Task statement | Each entry below should be echoed exactly, with pictures omitted.

[Data items]
(begin)

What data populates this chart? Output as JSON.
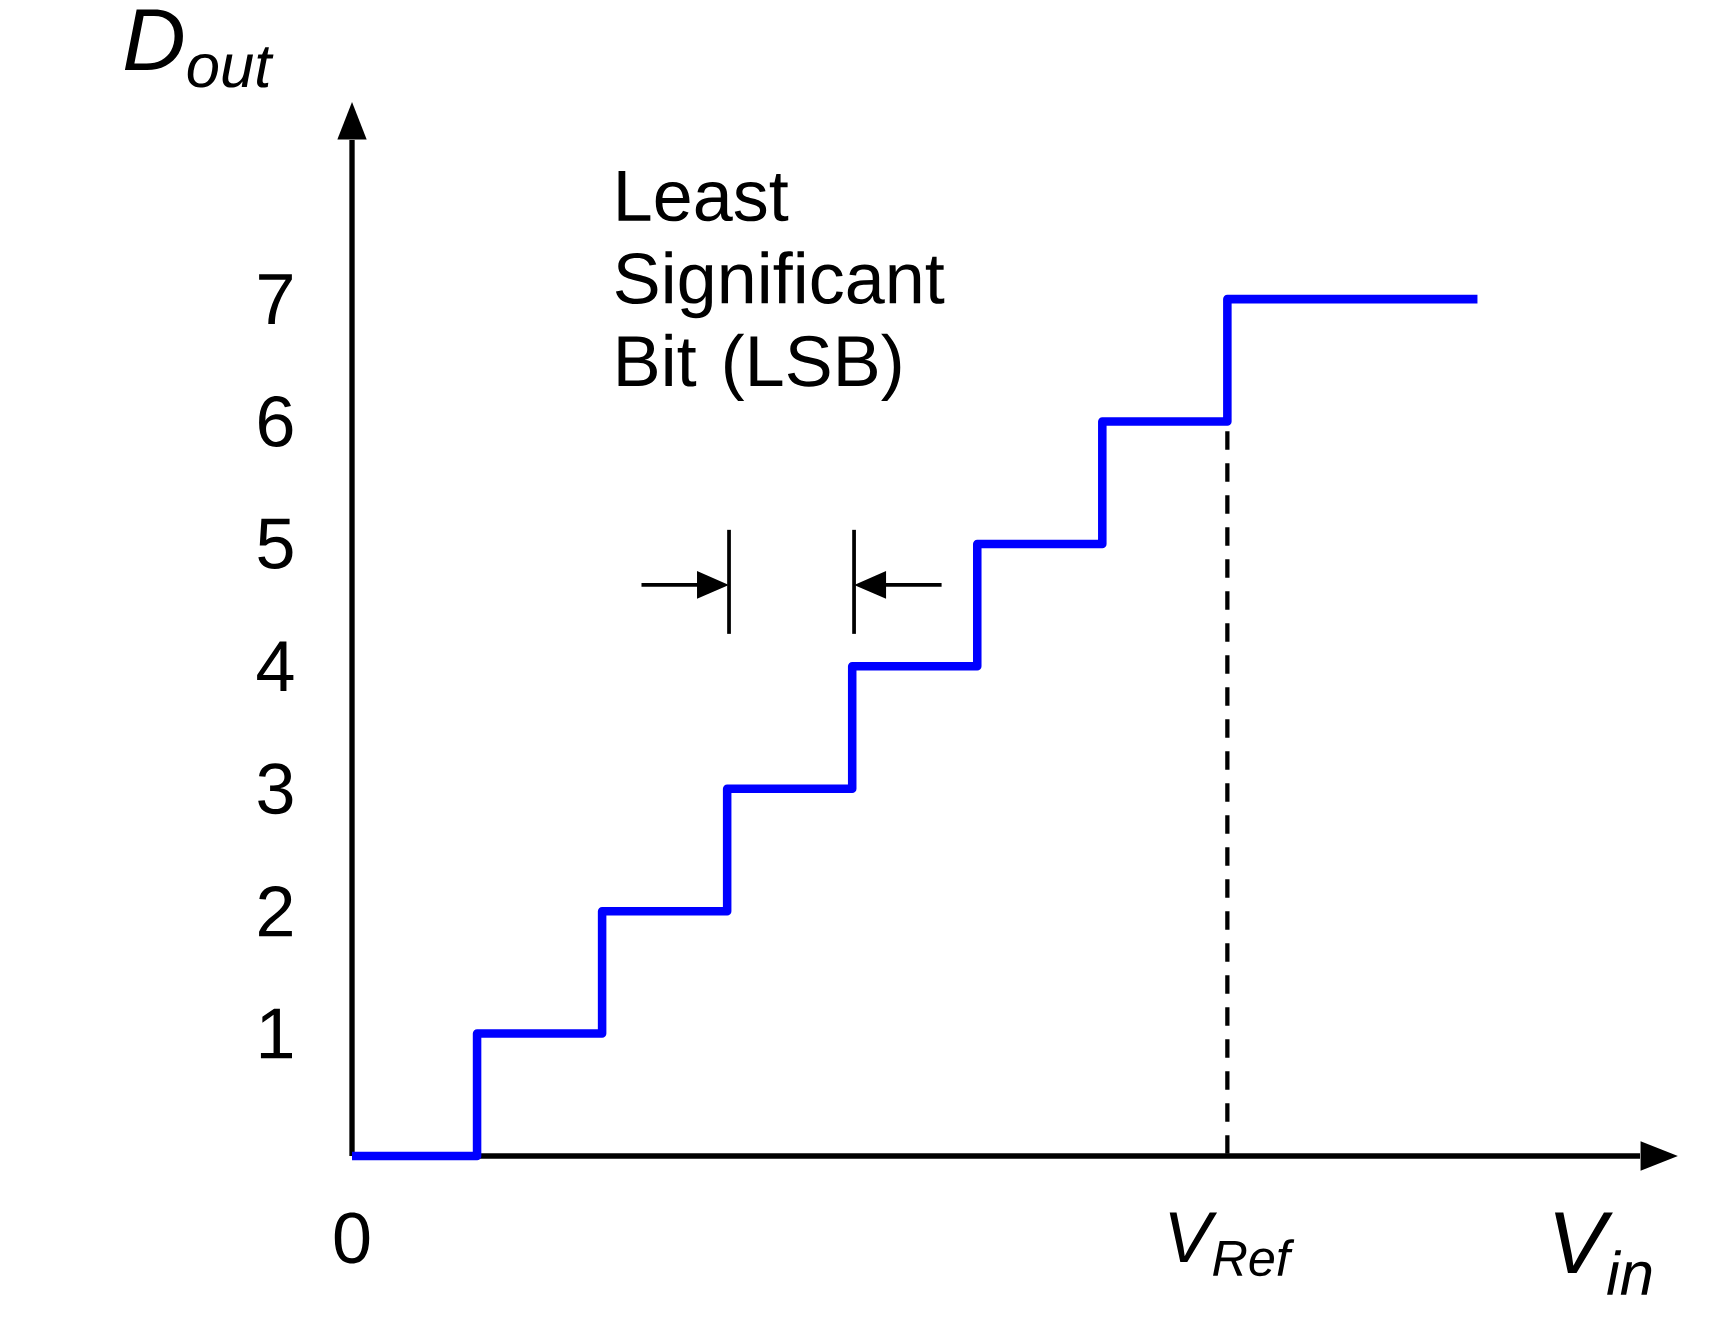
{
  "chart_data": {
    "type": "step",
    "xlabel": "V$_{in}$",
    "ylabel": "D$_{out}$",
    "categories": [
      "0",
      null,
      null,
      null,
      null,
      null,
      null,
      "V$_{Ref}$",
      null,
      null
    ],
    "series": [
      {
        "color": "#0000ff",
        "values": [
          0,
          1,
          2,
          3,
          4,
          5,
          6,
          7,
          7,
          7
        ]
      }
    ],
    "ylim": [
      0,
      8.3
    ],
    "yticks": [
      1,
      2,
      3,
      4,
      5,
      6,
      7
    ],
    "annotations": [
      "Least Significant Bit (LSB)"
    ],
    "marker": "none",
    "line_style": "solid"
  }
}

(end)

Task result |
What data populates this chart? Output as JSON.
{
  "chart_data": {
    "type": "step",
    "xlabel": "V$_{in}$",
    "ylabel": "D$_{out}$",
    "categories": [
      "0",
      null,
      null,
      null,
      null,
      null,
      null,
      "V$_{Ref}$",
      null,
      null
    ],
    "series": [
      {
        "color": "#0000ff",
        "values": [
          0,
          1,
          2,
          3,
          4,
          5,
          6,
          7,
          7,
          7
        ]
      }
    ],
    "ylim": [
      0,
      8.3
    ],
    "yticks": [
      1,
      2,
      3,
      4,
      5,
      6,
      7
    ],
    "annotations": [
      "Least Significant Bit (LSB)"
    ],
    "marker": "none",
    "line_style": "solid"
  }
}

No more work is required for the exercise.